(Collected data entries)
..........

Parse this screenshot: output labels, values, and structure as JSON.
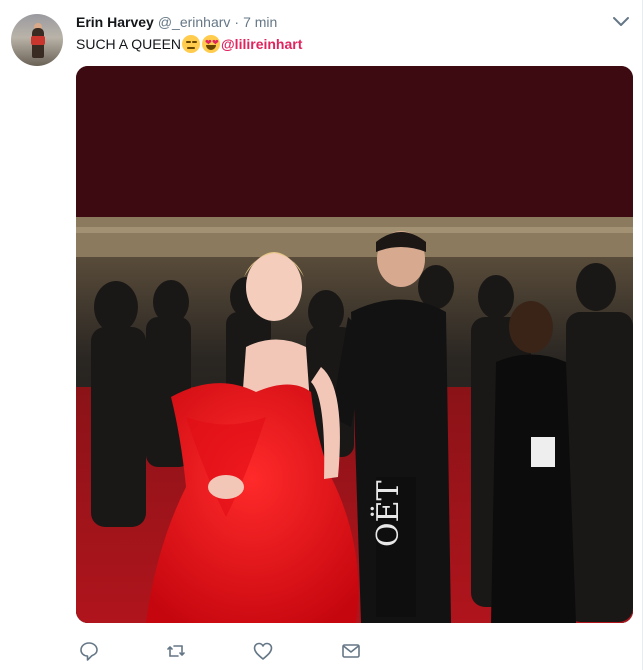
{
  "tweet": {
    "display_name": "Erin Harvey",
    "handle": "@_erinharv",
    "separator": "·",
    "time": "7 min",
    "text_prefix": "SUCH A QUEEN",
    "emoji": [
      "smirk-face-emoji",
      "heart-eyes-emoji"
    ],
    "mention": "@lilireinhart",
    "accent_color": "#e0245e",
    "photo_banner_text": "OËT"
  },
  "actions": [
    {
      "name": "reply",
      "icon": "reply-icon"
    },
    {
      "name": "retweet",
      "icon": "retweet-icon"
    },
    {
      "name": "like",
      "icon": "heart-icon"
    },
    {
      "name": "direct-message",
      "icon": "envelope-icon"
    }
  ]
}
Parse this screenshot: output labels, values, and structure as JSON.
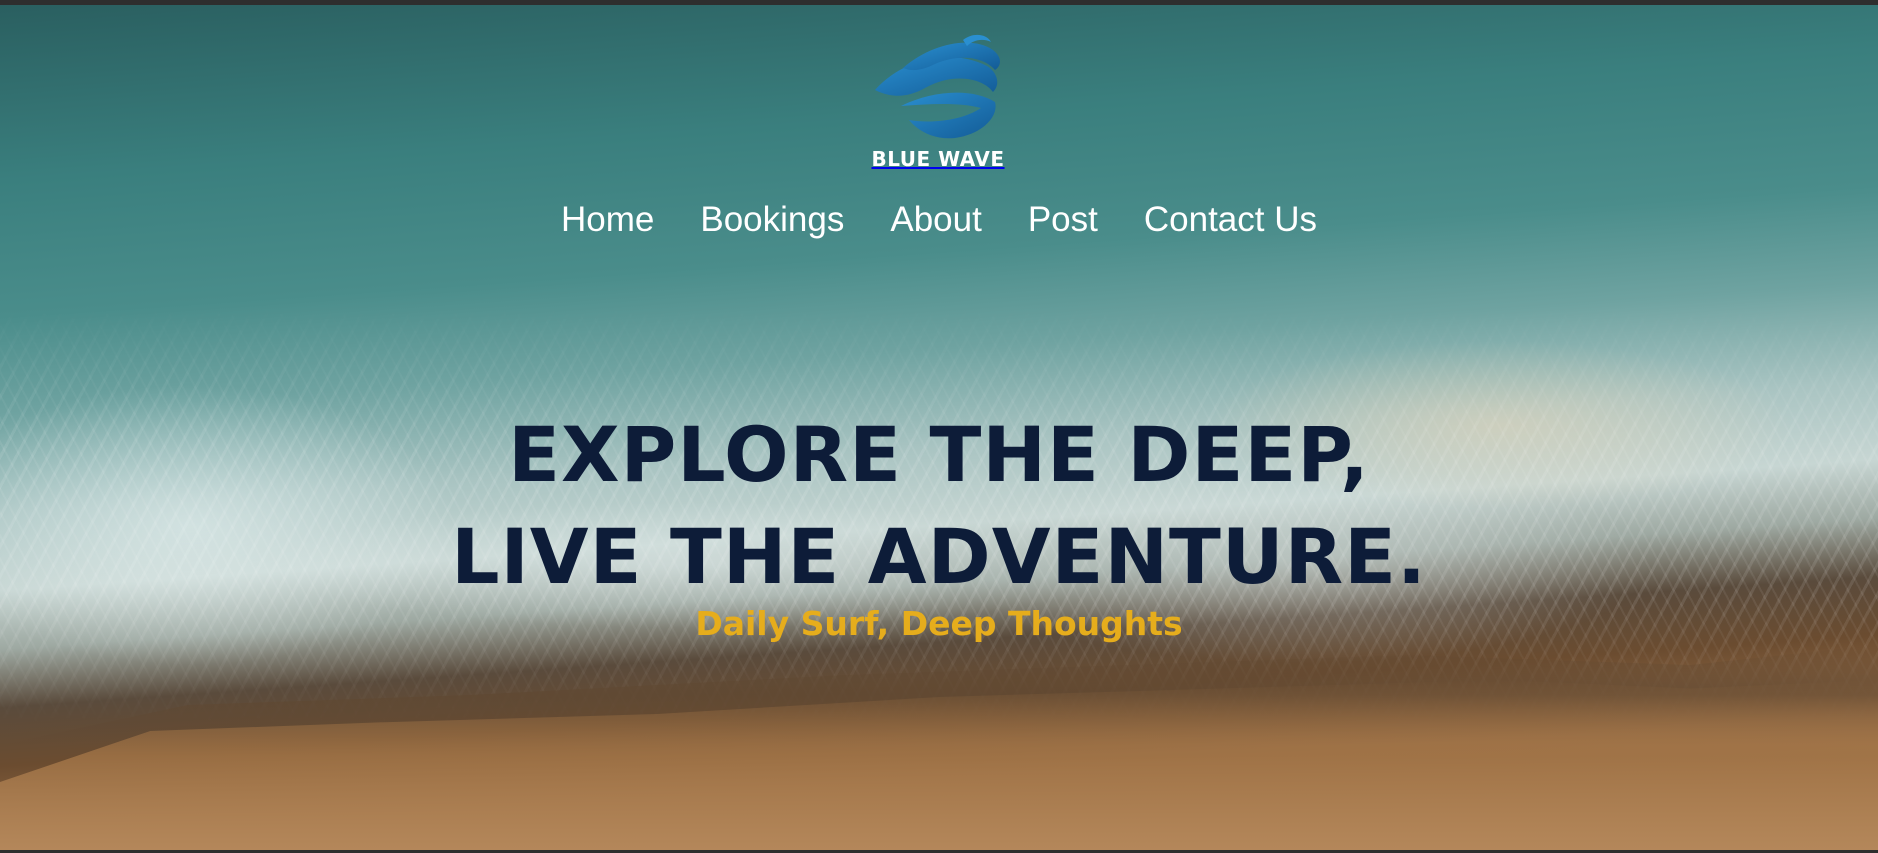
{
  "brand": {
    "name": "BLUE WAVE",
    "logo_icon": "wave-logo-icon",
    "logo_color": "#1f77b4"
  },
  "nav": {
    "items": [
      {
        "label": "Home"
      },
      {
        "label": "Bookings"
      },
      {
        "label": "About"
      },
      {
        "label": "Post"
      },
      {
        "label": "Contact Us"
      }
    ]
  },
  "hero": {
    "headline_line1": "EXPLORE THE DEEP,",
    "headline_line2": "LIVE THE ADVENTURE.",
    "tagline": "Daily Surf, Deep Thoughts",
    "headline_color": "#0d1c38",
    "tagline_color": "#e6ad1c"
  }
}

..........

• **Task prompt**
Pull out every line in the data above that has the word "icon".

• **Solution below**
      "icon": "reply-icon"
      "icon": "retweet-icon"
      "icon": "heart-icon"
      "icon": "envelope-icon"
    "logo_icon": "wave-logo-icon",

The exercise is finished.